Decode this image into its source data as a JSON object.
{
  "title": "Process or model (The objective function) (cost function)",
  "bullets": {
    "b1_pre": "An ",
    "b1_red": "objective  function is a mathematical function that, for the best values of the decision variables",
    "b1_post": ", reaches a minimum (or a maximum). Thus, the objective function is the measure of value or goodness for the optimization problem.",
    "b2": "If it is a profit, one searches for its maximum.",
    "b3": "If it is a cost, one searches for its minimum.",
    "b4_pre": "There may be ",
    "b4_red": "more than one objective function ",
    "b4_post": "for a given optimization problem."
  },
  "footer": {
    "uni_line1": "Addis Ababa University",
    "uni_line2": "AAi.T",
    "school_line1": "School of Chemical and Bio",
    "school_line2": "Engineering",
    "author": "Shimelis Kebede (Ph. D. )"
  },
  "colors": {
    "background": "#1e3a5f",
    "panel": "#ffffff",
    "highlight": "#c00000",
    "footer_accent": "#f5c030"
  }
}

------------------------------------------------------------

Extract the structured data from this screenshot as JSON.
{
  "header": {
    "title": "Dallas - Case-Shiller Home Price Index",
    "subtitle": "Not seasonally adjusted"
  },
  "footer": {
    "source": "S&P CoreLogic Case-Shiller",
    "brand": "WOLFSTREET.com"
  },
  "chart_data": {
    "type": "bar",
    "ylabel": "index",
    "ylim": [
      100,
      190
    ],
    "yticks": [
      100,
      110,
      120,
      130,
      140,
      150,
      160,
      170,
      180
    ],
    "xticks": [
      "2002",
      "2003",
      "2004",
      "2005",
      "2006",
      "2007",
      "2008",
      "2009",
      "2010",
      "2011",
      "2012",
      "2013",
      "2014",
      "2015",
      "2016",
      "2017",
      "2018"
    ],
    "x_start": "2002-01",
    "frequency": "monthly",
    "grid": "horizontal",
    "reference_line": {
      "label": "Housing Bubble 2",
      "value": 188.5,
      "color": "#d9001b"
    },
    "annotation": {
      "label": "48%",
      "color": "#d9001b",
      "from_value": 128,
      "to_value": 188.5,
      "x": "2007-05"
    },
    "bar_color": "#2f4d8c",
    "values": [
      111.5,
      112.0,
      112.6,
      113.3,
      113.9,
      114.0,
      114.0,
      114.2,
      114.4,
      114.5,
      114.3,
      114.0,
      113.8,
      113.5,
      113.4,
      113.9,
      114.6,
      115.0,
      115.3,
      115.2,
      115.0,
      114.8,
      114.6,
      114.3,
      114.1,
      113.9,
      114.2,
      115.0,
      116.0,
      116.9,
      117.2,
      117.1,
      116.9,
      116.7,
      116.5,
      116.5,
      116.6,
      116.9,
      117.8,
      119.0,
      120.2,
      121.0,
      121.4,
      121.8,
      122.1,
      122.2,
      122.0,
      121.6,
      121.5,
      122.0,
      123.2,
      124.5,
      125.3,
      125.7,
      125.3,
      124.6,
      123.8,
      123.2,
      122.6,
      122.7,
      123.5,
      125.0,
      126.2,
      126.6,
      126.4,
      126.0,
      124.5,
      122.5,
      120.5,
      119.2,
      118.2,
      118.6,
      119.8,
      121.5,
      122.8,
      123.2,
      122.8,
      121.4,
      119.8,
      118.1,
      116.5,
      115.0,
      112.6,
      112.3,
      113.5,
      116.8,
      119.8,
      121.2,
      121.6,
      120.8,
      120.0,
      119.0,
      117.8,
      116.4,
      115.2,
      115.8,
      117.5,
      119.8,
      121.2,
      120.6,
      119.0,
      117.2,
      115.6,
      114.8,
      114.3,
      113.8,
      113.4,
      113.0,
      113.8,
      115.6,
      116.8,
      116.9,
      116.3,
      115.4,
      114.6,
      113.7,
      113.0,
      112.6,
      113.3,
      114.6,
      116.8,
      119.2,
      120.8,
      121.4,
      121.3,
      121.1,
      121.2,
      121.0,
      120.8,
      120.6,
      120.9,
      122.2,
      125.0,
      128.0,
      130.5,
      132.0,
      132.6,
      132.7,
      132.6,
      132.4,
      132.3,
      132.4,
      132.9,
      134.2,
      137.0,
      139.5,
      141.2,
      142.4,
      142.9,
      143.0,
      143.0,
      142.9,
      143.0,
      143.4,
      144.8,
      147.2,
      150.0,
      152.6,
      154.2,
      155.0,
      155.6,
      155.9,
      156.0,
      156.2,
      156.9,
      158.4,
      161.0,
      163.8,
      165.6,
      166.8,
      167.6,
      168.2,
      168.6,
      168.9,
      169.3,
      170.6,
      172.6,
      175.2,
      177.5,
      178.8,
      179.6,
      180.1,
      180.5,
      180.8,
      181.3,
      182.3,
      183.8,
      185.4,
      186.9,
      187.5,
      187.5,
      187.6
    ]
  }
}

------------------------------------------------------------

Look through the material and copy each line that has "minimum".

    "b1_post": ", reaches a minimum (or a maximum). Thus, the objective function is the measure of value or goodness for the optimization problem.",
    "b3": "If it is a cost, one searches for its minimum.",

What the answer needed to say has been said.